▶ _EXTRACT_:
== == ==

- Official Movie Poster
- Directed by: Joel Lamangan
- Screenplay by: Ricardo Lee
- Story by: Rolando Tinio
- Based on: Ang Kwento ni Ah by Rolando Tinio
- Produced by: Jesse M. Ejercito; Wilson Tieng;
- Starring: Nora Aunor; Albert Martinez; Glydel Mercado;
- Cinematography: Romulo Araojo
- Edited by: Jess Navarro
- Music by: Nonong Buencamino
- Production company: Crown Seven Ventures
- Distributed by: Solar Films
- Release date: 24 February 1999;
- Country: Philippines
- Language: Filipino

= Sidhi (film) =

Sidhi is a 1999 Filipino drama film directed by Joel Lamangan. The film stars Nora Aunor, Glydel Mercado and Albert Martinez. It was based on Rolando Tinio's Palanca-winning teleplay, Ang Kwento ni Ah, which was expanded into a movie script by Ricardo Lee.

The film won for Mercado all the Best Supporting Actress Awards given by the four annual award-giving bodies in the Philippines that time. The film also gave a posthumous award to Rolando Tinio for Best story at the FAMAS Awards.

==Synopsis==
Ana is a sharecropper who falls for Michael unfortunately Michael is after Ana and her money Michael brings home his new lover and are castaways in an isolated village Ana becomes a submissive wife only to be betrayed and hurt in the end Michael gets killed as he tries to kill Ana and Mayang unfortunately Ana survives after Mayangs childbirth ends in tragedy leaving her with nothing but a new beginning in life
Eventually, Ana kills Michael and takes care of the Mayang's son. Ana then drops the orphaned child in an orphanage. Shortly after, Ana married a single young handsome man and have children of her own and they live a simple life in her farm in a beautiful ranch house.

== == ==

▶ _RECORDS_:

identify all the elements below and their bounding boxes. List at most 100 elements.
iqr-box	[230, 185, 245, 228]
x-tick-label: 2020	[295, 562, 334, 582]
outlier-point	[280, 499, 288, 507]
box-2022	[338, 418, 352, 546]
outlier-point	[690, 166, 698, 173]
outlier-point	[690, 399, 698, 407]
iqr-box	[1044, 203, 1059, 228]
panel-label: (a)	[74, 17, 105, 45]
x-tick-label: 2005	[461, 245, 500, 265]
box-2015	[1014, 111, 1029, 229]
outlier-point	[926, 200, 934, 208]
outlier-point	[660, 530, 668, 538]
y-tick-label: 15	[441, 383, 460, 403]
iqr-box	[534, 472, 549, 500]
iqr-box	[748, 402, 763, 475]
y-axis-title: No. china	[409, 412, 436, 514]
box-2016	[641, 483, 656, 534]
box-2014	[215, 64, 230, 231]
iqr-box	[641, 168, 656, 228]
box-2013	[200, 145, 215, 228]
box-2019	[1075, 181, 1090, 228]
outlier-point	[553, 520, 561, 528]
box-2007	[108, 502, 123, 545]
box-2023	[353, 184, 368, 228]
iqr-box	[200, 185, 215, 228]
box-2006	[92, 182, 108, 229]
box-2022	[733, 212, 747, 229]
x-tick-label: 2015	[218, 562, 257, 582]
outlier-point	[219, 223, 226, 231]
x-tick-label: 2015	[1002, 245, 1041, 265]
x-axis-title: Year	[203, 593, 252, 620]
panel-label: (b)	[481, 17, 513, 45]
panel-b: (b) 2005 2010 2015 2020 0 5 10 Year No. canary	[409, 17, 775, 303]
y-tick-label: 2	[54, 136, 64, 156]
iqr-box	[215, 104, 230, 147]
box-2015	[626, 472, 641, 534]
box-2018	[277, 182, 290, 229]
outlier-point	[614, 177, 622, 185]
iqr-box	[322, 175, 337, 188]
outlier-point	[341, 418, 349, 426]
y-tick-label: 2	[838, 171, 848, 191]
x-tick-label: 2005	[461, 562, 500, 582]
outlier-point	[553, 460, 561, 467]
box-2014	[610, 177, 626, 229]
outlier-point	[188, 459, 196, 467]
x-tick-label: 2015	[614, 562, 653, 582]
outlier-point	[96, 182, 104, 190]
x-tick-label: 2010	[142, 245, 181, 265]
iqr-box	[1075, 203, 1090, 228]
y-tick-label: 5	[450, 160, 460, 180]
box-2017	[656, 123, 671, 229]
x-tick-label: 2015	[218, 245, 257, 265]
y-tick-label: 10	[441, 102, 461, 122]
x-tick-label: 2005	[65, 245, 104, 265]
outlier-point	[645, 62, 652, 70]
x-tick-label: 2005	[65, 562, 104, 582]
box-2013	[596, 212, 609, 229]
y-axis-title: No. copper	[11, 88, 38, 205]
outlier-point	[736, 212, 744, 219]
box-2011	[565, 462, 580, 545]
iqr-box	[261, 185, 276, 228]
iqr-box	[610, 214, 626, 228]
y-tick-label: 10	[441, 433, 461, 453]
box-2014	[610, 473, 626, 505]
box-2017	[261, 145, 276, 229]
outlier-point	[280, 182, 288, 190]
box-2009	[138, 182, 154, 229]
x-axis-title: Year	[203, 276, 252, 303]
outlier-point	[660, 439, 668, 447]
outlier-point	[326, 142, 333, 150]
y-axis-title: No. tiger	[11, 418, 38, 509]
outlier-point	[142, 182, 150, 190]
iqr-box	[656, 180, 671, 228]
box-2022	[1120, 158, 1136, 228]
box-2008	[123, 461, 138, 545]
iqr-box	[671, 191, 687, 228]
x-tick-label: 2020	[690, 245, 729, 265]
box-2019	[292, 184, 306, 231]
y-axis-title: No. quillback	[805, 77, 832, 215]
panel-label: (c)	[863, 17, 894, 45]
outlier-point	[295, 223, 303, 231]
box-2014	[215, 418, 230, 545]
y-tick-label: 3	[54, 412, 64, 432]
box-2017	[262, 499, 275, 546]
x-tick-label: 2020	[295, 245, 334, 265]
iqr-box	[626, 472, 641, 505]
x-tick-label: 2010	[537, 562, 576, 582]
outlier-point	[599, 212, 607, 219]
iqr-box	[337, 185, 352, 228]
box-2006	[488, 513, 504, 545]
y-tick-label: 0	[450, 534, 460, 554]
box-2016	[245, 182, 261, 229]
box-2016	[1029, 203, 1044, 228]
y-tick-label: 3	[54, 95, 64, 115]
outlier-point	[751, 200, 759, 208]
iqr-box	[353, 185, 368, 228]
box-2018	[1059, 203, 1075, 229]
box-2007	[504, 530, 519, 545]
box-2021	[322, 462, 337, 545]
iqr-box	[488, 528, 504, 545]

== == ==

▶ _DIRECTIONS FOR THIS TASK_: In the credits list at the top of the Sidhi film article, who is credited for producing, cinematography, editing, and music? Give each person with their role.

▶ _COMPLETE ANSWER_:
- Jesse M. Ejercito: producer
- Wilson Tieng: producer
- Romulo Araojo: cinematography
- Jess Navarro: editing
- Nonong Buencamino: music